Copy out all the lines in the records that include the word "comunicazione".

* _Records for the exercise_:
- - -
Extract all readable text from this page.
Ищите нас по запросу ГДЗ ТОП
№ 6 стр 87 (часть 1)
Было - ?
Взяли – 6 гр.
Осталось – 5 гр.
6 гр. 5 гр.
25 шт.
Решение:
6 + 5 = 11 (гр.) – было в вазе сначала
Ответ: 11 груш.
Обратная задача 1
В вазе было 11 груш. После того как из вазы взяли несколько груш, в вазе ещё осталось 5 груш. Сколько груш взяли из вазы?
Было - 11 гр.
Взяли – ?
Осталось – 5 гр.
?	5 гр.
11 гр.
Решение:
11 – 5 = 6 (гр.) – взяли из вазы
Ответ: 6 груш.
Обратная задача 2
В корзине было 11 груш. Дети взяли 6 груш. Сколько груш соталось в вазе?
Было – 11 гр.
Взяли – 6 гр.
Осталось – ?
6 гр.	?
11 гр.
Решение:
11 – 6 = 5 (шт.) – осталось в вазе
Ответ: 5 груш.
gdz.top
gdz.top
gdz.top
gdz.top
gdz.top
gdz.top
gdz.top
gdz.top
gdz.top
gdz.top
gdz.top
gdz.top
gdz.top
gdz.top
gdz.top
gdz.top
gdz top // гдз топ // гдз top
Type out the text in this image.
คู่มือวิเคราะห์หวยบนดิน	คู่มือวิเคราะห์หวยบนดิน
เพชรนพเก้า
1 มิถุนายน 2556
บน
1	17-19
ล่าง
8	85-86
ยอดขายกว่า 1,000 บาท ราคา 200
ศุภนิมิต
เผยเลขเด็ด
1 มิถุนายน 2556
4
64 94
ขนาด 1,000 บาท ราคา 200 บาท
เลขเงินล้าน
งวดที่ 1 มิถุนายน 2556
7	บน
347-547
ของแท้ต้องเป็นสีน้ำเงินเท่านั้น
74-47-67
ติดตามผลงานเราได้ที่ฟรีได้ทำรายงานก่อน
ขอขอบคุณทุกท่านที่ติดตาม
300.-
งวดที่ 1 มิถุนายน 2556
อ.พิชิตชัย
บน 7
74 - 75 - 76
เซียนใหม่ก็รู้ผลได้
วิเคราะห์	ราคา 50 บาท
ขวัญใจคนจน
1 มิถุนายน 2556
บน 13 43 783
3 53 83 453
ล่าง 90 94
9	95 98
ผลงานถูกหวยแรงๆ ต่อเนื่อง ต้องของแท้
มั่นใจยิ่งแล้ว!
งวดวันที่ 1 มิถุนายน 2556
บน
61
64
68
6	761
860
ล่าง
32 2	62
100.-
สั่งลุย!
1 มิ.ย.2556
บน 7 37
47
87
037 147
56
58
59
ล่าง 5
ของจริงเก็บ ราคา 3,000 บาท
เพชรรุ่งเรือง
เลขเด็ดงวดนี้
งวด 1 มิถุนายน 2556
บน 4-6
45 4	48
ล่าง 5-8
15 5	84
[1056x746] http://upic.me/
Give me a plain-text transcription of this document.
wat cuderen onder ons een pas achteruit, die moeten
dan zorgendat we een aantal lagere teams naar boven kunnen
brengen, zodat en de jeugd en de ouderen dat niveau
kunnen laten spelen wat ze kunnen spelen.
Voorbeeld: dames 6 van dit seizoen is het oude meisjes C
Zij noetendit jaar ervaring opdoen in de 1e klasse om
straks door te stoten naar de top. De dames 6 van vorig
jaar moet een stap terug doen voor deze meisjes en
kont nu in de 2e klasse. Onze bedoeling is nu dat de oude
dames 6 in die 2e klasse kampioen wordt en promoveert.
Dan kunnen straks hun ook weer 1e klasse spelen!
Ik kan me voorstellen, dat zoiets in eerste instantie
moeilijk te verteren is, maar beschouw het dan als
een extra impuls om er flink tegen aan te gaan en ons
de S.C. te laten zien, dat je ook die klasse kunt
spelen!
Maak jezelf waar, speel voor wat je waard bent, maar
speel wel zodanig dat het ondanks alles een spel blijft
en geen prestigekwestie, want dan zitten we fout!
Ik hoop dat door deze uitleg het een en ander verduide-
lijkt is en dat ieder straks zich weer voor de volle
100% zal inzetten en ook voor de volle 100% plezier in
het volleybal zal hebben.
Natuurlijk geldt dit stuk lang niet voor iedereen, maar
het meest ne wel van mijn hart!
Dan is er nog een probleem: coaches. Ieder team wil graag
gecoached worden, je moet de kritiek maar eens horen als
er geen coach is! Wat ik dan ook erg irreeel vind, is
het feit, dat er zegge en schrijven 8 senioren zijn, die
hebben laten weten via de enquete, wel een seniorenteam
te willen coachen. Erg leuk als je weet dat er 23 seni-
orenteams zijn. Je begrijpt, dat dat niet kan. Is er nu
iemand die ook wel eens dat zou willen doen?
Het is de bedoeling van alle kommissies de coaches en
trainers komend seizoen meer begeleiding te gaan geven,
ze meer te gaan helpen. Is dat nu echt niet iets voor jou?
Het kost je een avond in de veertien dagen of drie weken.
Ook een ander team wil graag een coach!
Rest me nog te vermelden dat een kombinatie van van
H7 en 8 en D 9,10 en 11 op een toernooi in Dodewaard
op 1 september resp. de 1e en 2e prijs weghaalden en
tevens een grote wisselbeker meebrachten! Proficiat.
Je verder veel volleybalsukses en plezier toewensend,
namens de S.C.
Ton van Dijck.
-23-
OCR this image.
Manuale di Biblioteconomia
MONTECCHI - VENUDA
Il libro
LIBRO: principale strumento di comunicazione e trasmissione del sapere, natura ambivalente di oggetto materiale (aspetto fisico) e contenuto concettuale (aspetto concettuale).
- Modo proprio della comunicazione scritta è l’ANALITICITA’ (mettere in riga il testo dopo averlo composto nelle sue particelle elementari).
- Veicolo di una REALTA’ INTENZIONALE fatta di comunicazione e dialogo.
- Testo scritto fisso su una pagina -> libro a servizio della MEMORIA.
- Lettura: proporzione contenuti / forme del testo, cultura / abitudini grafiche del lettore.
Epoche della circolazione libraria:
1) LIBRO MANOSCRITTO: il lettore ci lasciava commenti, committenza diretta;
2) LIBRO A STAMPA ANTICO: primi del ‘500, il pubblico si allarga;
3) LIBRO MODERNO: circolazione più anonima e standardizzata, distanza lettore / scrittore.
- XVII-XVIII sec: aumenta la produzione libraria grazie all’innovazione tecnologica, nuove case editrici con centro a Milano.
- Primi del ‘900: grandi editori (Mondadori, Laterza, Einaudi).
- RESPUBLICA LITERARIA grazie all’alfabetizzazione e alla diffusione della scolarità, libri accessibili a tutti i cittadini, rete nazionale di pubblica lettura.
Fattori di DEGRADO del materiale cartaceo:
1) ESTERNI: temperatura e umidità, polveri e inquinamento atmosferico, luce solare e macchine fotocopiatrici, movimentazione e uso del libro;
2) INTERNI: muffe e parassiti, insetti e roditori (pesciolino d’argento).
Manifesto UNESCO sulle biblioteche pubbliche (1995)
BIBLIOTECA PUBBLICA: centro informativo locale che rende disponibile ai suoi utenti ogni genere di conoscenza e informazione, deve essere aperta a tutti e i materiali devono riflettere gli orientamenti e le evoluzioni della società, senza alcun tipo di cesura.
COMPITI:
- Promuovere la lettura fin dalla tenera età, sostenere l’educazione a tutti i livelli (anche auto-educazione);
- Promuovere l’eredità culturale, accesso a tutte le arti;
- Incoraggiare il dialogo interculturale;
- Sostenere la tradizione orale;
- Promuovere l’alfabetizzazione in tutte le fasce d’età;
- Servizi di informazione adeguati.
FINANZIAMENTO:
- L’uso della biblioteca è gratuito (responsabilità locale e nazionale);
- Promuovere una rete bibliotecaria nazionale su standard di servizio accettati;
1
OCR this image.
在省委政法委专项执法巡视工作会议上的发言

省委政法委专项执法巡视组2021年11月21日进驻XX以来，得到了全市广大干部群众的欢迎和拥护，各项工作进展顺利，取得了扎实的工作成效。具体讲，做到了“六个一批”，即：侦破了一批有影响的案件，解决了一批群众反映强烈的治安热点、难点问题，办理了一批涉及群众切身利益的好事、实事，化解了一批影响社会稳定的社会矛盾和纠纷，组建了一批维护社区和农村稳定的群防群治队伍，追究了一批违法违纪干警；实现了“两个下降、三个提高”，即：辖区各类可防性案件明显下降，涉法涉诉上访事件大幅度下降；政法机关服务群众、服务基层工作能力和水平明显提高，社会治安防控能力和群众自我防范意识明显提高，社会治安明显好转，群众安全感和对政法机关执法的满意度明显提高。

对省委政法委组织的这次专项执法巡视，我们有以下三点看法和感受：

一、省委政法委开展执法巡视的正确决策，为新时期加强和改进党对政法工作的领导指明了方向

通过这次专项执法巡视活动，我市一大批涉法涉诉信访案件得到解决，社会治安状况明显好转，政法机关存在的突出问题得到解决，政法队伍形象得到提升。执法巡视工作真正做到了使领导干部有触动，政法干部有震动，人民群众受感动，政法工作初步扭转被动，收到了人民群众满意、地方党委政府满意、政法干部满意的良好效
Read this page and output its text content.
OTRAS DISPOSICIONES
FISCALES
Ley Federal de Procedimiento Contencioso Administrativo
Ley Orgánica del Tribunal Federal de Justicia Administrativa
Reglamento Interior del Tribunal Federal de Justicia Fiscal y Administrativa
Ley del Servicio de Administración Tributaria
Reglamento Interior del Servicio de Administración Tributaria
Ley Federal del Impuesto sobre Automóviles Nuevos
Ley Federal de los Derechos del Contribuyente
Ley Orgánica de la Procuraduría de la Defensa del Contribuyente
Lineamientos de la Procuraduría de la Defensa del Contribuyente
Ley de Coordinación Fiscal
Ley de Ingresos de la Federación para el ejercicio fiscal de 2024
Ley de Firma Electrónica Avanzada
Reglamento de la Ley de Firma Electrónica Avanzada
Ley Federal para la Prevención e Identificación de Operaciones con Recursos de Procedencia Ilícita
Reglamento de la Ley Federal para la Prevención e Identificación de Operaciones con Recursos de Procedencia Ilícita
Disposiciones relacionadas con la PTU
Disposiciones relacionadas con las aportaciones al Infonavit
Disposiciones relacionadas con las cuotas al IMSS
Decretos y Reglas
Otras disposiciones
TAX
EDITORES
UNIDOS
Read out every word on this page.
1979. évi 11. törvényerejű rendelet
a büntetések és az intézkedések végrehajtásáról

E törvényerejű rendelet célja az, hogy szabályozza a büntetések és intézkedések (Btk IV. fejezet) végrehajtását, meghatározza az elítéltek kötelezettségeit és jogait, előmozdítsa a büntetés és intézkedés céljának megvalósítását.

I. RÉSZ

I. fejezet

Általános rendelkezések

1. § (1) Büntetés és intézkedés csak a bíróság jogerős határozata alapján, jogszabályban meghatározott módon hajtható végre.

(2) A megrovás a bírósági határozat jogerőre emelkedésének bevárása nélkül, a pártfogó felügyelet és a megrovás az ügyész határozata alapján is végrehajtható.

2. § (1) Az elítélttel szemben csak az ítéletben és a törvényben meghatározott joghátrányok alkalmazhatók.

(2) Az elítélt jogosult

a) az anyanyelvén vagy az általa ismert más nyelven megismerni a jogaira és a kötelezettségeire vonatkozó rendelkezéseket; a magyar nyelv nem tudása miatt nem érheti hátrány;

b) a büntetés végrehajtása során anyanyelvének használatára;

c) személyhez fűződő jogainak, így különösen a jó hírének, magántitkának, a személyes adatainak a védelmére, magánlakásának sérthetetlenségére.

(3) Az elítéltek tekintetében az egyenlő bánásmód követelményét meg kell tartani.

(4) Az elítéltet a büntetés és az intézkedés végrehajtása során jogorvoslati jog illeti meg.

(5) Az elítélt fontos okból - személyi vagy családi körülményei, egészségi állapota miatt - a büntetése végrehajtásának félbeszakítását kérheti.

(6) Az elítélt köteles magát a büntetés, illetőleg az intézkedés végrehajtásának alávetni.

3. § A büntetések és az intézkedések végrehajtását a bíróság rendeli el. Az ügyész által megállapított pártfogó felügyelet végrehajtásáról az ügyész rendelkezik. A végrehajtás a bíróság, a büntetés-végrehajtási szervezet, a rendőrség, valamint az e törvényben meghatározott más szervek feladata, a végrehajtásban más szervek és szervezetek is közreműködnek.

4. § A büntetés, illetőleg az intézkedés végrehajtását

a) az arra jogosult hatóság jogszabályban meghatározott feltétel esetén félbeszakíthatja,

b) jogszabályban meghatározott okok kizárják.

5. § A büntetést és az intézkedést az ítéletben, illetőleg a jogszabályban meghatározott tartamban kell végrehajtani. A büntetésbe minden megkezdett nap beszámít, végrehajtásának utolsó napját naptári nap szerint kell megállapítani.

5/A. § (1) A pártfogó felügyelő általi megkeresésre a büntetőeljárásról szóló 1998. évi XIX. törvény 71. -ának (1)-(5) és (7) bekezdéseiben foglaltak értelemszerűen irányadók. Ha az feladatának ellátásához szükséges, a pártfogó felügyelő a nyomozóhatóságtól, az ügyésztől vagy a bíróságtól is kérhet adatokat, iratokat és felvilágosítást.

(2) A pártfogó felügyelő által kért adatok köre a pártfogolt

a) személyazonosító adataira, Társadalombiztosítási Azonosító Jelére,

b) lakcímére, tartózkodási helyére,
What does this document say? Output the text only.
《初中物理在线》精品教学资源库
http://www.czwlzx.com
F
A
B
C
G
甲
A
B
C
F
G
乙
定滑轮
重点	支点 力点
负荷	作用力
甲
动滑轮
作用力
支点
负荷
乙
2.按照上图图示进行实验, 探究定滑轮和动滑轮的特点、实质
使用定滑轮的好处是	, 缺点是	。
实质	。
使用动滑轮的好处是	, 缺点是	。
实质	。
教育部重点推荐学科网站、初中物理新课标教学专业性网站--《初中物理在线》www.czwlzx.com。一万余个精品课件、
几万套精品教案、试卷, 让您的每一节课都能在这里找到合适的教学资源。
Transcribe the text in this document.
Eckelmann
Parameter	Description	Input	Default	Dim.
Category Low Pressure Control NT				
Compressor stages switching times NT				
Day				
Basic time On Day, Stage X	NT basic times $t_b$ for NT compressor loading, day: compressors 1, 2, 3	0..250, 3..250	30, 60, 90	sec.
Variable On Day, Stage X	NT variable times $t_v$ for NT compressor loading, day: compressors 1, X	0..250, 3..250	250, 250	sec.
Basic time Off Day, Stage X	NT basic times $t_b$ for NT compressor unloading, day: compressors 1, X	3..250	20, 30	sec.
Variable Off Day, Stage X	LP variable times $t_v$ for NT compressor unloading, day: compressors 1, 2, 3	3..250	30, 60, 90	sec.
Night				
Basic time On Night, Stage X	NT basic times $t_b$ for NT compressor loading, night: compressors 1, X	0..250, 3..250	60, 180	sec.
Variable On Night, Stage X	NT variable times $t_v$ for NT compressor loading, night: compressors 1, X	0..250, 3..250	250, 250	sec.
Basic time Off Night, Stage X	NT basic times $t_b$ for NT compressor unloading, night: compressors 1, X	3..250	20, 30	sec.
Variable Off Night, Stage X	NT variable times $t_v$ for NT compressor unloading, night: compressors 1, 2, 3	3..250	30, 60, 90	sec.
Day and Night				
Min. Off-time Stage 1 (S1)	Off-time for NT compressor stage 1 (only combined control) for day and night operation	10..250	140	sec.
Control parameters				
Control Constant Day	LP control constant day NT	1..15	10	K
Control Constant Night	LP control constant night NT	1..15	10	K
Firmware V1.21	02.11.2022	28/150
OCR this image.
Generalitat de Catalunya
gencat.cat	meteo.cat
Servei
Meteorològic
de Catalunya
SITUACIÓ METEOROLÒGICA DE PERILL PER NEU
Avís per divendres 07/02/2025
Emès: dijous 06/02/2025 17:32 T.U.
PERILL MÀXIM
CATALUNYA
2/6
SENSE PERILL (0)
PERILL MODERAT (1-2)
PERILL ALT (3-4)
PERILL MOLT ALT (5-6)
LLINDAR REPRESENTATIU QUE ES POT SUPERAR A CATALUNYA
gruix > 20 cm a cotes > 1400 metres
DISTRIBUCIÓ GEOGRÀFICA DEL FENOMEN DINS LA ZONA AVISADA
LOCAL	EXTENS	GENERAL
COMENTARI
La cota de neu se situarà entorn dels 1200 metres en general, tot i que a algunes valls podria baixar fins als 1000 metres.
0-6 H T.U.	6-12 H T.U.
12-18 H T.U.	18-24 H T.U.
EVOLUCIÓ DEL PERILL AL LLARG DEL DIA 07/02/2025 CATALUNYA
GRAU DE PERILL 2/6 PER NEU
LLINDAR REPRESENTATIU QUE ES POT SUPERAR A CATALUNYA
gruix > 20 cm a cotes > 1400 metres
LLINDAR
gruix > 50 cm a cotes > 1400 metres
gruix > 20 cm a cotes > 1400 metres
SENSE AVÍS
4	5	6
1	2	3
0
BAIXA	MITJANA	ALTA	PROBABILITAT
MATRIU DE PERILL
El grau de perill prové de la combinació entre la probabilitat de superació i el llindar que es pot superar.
- - -
* _Exercise response_:
LIBRO: principale strumento di comunicazione e trasmissione del sapere, natura ambivalente di oggetto materiale (aspetto fisico) e contenuto concettuale (aspetto concettuale).
- Modo proprio della comunicazione scritta è l’ANALITICITA’ (mettere in riga il testo dopo averlo composto nelle sue particelle elementari).
- Veicolo di una REALTA’ INTENZIONALE fatta di comunicazione e dialogo.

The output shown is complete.